▸ EXERCISE BRIEF: From the listing below, extract each line containing the string "poutního".

▸ WORKING DATA:
========================================================================

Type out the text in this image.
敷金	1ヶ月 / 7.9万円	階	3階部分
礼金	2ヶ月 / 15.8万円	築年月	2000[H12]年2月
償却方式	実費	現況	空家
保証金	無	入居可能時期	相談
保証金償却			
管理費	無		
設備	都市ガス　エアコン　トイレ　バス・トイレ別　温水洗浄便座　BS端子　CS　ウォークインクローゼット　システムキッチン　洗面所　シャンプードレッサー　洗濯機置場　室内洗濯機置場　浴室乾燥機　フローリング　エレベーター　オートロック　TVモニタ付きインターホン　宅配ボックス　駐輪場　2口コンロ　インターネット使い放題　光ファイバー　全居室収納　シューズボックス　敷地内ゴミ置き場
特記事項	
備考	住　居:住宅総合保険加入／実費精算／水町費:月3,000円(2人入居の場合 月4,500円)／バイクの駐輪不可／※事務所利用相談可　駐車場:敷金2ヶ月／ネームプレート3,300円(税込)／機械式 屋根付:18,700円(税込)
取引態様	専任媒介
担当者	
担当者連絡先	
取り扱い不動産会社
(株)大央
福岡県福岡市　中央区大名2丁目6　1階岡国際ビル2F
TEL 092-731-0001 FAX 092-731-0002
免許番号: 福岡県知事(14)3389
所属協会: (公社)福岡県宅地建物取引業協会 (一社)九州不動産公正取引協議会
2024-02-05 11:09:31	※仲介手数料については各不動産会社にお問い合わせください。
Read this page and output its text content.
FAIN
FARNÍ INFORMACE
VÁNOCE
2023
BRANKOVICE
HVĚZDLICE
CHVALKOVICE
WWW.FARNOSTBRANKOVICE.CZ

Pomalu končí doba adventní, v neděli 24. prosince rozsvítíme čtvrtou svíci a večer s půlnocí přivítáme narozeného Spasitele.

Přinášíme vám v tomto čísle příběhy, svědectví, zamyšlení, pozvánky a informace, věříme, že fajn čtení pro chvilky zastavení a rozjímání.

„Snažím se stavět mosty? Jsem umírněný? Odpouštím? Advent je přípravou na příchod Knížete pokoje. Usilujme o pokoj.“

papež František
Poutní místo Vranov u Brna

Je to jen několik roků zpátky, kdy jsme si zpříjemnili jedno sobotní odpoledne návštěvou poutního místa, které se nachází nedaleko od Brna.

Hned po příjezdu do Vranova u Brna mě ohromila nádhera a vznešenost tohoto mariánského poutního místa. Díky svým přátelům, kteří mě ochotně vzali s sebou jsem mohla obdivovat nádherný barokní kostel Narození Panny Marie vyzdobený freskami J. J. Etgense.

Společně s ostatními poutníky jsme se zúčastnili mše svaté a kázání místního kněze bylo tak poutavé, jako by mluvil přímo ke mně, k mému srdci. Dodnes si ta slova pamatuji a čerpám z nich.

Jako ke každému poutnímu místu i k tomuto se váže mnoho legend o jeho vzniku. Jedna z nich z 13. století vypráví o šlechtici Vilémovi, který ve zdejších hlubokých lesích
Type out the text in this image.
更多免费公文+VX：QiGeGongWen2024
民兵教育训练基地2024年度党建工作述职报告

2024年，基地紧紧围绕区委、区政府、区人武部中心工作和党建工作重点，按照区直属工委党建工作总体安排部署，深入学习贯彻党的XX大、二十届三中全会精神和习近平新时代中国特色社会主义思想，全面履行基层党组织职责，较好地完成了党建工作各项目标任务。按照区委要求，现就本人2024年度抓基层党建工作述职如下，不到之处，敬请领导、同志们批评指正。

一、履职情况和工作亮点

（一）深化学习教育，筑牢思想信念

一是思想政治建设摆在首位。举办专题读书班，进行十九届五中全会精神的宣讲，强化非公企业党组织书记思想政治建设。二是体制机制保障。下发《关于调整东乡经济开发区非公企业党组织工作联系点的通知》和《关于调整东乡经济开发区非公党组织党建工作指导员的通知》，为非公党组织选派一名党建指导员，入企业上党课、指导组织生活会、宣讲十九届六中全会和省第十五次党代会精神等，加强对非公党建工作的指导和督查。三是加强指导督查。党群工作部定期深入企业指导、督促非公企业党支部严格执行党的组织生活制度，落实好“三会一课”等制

========================================================================

▸ SOLUTION TO THIS EXERCISE:
Je to jen několik roků zpátky, kdy jsme si zpříjemnili jedno sobotní odpoledne návštěvou poutního místa, které se nachází nedaleko od Brna.
Hned po příjezdu do Vranova u Brna mě ohromila nádhera a vznešenost tohoto mariánského poutního místa. Díky svým přátelům, kteří mě ochotně vzali s sebou jsem mohla obdivovat nádherný barokní kostel Narození Panny Marie vyzdobený freskami J. J. Etgense.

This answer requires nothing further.